▸ WHAT IS EXPECTED:
Read through the records below and copy each line that uses the word "JSON".

▸ GIVEN ENTRIES:
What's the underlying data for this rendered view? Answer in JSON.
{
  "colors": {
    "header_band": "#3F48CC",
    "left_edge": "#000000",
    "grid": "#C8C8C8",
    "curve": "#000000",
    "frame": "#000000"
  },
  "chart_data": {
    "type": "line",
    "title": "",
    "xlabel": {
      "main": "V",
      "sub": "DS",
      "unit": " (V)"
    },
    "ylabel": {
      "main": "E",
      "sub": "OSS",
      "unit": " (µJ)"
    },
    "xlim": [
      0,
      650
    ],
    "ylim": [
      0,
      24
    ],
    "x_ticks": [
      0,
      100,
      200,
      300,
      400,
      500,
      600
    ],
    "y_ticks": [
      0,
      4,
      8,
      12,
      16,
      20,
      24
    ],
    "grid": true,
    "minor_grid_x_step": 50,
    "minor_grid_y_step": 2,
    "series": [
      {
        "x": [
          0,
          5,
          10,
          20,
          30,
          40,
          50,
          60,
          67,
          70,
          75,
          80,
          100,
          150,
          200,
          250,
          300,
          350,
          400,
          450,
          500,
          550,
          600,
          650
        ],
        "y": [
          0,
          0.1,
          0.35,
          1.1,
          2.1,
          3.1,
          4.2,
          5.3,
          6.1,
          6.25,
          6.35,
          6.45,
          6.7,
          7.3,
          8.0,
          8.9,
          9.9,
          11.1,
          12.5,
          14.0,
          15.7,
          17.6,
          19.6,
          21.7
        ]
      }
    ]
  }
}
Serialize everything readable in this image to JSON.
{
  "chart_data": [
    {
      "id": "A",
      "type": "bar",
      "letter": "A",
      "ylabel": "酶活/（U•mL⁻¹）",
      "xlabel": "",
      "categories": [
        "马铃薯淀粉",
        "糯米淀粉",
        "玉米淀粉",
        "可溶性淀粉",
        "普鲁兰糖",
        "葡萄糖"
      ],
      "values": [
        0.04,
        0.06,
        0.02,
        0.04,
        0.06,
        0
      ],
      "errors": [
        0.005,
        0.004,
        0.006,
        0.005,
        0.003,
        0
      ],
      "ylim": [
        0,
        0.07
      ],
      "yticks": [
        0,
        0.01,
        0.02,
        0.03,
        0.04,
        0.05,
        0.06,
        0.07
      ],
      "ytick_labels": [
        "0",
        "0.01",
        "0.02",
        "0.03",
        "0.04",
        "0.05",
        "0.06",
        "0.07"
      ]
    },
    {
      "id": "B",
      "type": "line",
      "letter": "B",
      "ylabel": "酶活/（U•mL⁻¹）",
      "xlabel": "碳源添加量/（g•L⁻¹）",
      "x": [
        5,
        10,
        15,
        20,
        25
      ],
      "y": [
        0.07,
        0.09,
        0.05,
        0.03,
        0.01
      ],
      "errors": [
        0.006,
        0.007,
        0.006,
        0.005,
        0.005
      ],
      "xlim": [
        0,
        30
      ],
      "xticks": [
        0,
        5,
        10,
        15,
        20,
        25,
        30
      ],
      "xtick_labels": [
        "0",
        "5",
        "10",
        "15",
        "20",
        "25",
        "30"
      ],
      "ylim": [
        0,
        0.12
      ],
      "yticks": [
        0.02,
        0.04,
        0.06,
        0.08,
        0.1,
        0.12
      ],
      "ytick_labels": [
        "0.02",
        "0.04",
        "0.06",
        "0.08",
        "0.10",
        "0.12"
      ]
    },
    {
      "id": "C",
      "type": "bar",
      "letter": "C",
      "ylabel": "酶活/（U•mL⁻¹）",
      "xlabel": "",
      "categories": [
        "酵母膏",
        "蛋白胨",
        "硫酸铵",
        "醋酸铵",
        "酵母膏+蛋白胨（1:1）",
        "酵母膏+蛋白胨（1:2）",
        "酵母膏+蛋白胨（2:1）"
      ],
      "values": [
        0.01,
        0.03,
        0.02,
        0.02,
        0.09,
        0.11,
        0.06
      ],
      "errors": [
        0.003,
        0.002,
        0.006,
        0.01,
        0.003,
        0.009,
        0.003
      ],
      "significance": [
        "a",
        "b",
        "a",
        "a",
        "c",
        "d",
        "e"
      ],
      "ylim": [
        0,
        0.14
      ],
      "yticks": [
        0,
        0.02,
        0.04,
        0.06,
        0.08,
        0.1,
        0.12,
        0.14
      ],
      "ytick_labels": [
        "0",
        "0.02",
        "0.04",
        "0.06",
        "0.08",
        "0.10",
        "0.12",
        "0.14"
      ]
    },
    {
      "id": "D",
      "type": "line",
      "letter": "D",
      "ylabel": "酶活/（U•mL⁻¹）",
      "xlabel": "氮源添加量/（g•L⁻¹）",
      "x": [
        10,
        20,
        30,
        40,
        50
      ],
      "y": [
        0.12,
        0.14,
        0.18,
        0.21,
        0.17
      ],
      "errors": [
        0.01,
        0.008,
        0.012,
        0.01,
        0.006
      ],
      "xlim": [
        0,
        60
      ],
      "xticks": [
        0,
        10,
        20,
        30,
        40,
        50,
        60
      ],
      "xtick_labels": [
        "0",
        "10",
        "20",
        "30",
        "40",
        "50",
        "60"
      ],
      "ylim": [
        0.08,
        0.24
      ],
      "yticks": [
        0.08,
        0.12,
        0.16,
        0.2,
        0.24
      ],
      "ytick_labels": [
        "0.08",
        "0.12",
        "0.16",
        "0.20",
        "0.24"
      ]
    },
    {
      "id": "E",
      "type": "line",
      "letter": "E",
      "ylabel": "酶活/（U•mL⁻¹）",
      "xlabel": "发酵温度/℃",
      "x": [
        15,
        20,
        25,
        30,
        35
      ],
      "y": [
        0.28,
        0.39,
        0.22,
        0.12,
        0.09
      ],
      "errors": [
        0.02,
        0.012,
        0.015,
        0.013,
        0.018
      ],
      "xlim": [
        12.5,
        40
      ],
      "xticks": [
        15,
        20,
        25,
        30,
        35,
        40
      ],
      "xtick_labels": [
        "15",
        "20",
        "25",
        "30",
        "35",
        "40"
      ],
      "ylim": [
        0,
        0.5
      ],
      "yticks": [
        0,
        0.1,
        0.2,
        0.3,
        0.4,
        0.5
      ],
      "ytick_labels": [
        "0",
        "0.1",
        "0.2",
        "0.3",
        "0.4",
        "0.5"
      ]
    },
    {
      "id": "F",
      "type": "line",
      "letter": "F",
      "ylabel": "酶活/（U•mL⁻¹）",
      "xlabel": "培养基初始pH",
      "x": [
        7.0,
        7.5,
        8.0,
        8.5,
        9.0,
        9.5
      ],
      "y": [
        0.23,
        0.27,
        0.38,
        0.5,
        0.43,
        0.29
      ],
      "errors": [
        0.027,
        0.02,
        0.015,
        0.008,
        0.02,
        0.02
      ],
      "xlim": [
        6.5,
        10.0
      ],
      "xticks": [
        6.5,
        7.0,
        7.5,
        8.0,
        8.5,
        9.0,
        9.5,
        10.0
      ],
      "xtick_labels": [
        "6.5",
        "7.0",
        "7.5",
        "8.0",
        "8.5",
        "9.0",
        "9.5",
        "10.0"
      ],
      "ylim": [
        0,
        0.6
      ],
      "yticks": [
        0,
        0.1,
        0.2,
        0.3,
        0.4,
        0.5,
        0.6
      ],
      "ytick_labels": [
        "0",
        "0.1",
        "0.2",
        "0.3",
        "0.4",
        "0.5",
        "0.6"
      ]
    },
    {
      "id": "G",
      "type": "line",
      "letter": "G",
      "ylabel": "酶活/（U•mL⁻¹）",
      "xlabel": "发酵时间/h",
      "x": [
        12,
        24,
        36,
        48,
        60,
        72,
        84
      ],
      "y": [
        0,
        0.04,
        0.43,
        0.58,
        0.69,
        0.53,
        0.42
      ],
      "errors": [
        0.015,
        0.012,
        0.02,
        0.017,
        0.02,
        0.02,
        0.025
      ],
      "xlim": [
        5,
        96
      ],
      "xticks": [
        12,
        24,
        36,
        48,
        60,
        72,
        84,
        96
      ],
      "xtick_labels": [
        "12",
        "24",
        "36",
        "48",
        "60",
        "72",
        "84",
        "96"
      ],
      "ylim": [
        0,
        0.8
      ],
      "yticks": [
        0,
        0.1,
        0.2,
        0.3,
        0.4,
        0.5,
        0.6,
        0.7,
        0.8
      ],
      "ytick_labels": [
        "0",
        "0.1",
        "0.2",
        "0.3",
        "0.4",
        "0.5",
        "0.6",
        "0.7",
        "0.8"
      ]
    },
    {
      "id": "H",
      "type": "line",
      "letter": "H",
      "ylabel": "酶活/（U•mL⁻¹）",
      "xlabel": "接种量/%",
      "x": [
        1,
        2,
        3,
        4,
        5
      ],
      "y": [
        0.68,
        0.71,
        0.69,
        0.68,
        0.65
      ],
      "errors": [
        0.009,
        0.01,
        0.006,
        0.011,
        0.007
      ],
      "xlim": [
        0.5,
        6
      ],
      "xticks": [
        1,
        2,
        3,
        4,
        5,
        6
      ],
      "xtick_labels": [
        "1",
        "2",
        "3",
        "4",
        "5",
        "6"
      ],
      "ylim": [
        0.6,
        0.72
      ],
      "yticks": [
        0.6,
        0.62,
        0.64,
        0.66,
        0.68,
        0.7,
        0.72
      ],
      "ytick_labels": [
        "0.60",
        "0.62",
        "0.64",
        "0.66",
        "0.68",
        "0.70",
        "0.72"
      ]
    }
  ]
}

▸ FINAL RESULT:
What's the underlying data for this rendered view? Answer in JSON.
Serialize everything readable in this image to JSON.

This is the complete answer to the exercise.